PROMPT: You are to retype all of the data exactly as it appears.

Data items:
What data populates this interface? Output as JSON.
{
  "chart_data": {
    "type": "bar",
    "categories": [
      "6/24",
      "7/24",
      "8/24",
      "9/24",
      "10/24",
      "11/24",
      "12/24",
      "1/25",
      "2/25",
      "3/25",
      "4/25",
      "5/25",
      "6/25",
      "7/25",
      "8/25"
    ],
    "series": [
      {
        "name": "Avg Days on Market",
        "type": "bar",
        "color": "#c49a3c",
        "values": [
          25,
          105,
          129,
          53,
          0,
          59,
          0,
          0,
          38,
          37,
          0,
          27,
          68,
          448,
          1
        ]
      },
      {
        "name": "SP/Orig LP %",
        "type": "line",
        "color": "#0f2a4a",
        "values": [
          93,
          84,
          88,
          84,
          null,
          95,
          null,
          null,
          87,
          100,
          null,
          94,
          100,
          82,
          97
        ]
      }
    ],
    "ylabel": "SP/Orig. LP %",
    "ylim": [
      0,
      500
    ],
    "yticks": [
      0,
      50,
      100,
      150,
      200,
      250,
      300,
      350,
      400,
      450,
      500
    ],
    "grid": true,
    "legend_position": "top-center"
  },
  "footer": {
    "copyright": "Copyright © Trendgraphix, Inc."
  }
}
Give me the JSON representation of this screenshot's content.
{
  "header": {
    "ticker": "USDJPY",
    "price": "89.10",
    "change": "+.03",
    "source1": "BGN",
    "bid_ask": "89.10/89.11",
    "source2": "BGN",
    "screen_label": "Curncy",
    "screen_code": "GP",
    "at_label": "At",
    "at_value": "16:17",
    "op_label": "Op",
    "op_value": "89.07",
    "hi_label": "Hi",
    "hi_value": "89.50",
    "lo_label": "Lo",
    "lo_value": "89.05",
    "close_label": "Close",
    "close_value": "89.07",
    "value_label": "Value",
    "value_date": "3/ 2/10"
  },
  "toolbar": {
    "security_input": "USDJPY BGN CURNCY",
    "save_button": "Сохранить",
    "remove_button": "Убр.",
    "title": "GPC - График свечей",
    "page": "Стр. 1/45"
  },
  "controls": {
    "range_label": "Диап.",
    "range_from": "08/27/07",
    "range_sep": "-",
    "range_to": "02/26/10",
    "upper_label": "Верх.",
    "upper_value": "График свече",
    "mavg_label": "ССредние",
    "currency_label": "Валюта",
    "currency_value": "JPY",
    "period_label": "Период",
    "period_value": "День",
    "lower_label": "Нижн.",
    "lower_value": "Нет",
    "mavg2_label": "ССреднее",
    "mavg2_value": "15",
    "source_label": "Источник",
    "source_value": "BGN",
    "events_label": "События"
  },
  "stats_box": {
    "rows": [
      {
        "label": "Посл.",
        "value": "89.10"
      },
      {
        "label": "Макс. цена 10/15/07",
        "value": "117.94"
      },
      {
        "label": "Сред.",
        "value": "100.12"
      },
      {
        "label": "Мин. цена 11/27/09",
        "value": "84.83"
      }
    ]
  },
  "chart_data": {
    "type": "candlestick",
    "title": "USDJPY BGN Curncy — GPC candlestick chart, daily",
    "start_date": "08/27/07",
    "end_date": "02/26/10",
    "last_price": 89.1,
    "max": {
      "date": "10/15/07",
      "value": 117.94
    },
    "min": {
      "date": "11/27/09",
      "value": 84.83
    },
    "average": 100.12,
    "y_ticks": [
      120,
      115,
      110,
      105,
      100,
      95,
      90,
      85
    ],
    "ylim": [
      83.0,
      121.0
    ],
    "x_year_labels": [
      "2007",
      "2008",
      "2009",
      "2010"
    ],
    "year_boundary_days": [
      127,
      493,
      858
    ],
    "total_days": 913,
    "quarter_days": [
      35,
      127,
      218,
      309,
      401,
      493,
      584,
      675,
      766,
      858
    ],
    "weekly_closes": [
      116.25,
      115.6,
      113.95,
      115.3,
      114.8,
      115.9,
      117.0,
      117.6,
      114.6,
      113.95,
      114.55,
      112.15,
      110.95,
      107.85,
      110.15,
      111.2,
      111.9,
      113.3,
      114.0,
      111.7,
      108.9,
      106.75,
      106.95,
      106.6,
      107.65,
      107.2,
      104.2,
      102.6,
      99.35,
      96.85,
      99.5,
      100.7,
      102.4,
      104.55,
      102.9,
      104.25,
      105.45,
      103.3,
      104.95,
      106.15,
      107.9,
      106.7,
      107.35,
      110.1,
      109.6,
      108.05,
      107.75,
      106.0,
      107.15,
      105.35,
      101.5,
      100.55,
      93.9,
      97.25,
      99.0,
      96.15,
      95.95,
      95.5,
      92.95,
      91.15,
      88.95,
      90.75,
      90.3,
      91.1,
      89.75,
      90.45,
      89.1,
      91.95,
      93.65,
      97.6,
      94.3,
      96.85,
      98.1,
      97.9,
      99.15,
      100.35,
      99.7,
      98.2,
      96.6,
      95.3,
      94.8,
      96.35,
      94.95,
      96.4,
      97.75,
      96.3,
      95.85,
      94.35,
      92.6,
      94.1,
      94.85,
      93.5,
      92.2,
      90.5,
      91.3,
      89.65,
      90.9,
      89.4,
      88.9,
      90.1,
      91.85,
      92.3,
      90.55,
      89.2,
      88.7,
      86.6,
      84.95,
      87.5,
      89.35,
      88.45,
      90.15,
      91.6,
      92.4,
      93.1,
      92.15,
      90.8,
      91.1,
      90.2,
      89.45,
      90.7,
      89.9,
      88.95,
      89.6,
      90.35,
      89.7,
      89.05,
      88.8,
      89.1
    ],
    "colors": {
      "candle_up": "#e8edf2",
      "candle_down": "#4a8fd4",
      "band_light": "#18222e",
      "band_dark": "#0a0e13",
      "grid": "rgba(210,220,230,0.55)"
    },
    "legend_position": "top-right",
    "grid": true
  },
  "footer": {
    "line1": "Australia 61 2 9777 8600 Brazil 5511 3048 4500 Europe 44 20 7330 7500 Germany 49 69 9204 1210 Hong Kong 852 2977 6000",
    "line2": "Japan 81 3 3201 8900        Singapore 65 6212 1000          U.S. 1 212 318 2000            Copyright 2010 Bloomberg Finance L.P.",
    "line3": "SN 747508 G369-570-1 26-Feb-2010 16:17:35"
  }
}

SOLUTION BELOW:
What data populates this interface? Output as JSON.
{
  "chart_data": {
    "type": "bar",
    "categories": [
      "6/24",
      "7/24",
      "8/24",
      "9/24",
      "10/24",
      "11/24",
      "12/24",
      "1/25",
      "2/25",
      "3/25",
      "4/25",
      "5/25",
      "6/25",
      "7/25",
      "8/25"
    ],
    "series": [
      {
        "name": "Avg Days on Market",
        "type": "bar",
        "color": "#c49a3c",
        "values": [
          25,
          105,
          129,
          53,
          0,
          59,
          0,
          0,
          38,
          37,
          0,
          27,
          68,
          448,
          1
        ]
      },
      {
        "name": "SP/Orig LP %",
        "type": "line",
        "color": "#0f2a4a",
        "values": [
          93,
          84,
          88,
          84,
          null,
          95,
          null,
          null,
          87,
          100,
          null,
          94,
          100,
          82,
          97
        ]
      }
    ],
    "ylabel": "SP/Orig. LP %",
    "ylim": [
      0,
      500
    ],
    "yticks": [
      0,
      50,
      100,
      150,
      200,
      250,
      300,
      350,
      400,
      450,
      500
    ],
    "grid": true,
    "legend_position": "top-center"
  },
  "footer": {
    "copyright": "Copyright © Trendgraphix, Inc."
  }
}
Give me the JSON representation of this screenshot's content.
{
  "header": {
    "ticker": "USDJPY",
    "price": "89.10",
    "change": "+.03",
    "source1": "BGN",
    "bid_ask": "89.10/89.11",
    "source2": "BGN",
    "screen_label": "Curncy",
    "screen_code": "GP",
    "at_label": "At",
    "at_value": "16:17",
    "op_label": "Op",
    "op_value": "89.07",
    "hi_label": "Hi",
    "hi_value": "89.50",
    "lo_label": "Lo",
    "lo_value": "89.05",
    "close_label": "Close",
    "close_value": "89.07",
    "value_label": "Value",
    "value_date": "3/ 2/10"
  },
  "toolbar": {
    "security_input": "USDJPY BGN CURNCY",
    "save_button": "Сохранить",
    "remove_button": "Убр.",
    "title": "GPC - График свечей",
    "page": "Стр. 1/45"
  },
  "controls": {
    "range_label": "Диап.",
    "range_from": "08/27/07",
    "range_sep": "-",
    "range_to": "02/26/10",
    "upper_label": "Верх.",
    "upper_value": "График свече",
    "mavg_label": "ССредние",
    "currency_label": "Валюта",
    "currency_value": "JPY",
    "period_label": "Период",
    "period_value": "День",
    "lower_label": "Нижн.",
    "lower_value": "Нет",
    "mavg2_label": "ССреднее",
    "mavg2_value": "15",
    "source_label": "Источник",
    "source_value": "BGN",
    "events_label": "События"
  },
  "stats_box": {
    "rows": [
      {
        "label": "Посл.",
        "value": "89.10"
      },
      {
        "label": "Макс. цена 10/15/07",
        "value": "117.94"
      },
      {
        "label": "Сред.",
        "value": "100.12"
      },
      {
        "label": "Мин. цена 11/27/09",
        "value": "84.83"
      }
    ]
  },
  "chart_data": {
    "type": "candlestick",
    "title": "USDJPY BGN Curncy — GPC candlestick chart, daily",
    "start_date": "08/27/07",
    "end_date": "02/26/10",
    "last_price": 89.1,
    "max": {
      "date": "10/15/07",
      "value": 117.94
    },
    "min": {
      "date": "11/27/09",
      "value": 84.83
    },
    "average": 100.12,
    "y_ticks": [
      120,
      115,
      110,
      105,
      100,
      95,
      90,
      85
    ],
    "ylim": [
      83.0,
      121.0
    ],
    "x_year_labels": [
      "2007",
      "2008",
      "2009",
      "2010"
    ],
    "year_boundary_days": [
      127,
      493,
      858
    ],
    "total_days": 913,
    "quarter_days": [
      35,
      127,
      218,
      309,
      401,
      493,
      584,
      675,
      766,
      858
    ],
    "weekly_closes": [
      116.25,
      115.6,
      113.95,
      115.3,
      114.8,
      115.9,
      117.0,
      117.6,
      114.6,
      113.95,
      114.55,
      112.15,
      110.95,
      107.85,
      110.15,
      111.2,
      111.9,
      113.3,
      114.0,
      111.7,
      108.9,
      106.75,
      106.95,
      106.6,
      107.65,
      107.2,
      104.2,
      102.6,
      99.35,
      96.85,
      99.5,
      100.7,
      102.4,
      104.55,
      102.9,
      104.25,
      105.45,
      103.3,
      104.95,
      106.15,
      107.9,
      106.7,
      107.35,
      110.1,
      109.6,
      108.05,
      107.75,
      106.0,
      107.15,
      105.35,
      101.5,
      100.55,
      93.9,
      97.25,
      99.0,
      96.15,
      95.95,
      95.5,
      92.95,
      91.15,
      88.95,
      90.75,
      90.3,
      91.1,
      89.75,
      90.45,
      89.1,
      91.95,
      93.65,
      97.6,
      94.3,
      96.85,
      98.1,
      97.9,
      99.15,
      100.35,
      99.7,
      98.2,
      96.6,
      95.3,
      94.8,
      96.35,
      94.95,
      96.4,
      97.75,
      96.3,
      95.85,
      94.35,
      92.6,
      94.1,
      94.85,
      93.5,
      92.2,
      90.5,
      91.3,
      89.65,
      90.9,
      89.4,
      88.9,
      90.1,
      91.85,
      92.3,
      90.55,
      89.2,
      88.7,
      86.6,
      84.95,
      87.5,
      89.35,
      88.45,
      90.15,
      91.6,
      92.4,
      93.1,
      92.15,
      90.8,
      91.1,
      90.2,
      89.45,
      90.7,
      89.9,
      88.95,
      89.6,
      90.35,
      89.7,
      89.05,
      88.8,
      89.1
    ],
    "colors": {
      "candle_up": "#e8edf2",
      "candle_down": "#4a8fd4",
      "band_light": "#18222e",
      "band_dark": "#0a0e13",
      "grid": "rgba(210,220,230,0.55)"
    },
    "legend_position": "top-right",
    "grid": true
  },
  "footer": {
    "line1": "Australia 61 2 9777 8600 Brazil 5511 3048 4500 Europe 44 20 7330 7500 Germany 49 69 9204 1210 Hong Kong 852 2977 6000",
    "line2": "Japan 81 3 3201 8900        Singapore 65 6212 1000          U.S. 1 212 318 2000            Copyright 2010 Bloomberg Finance L.P.",
    "line3": "SN 747508 G369-570-1 26-Feb-2010 16:17:35"
  }
}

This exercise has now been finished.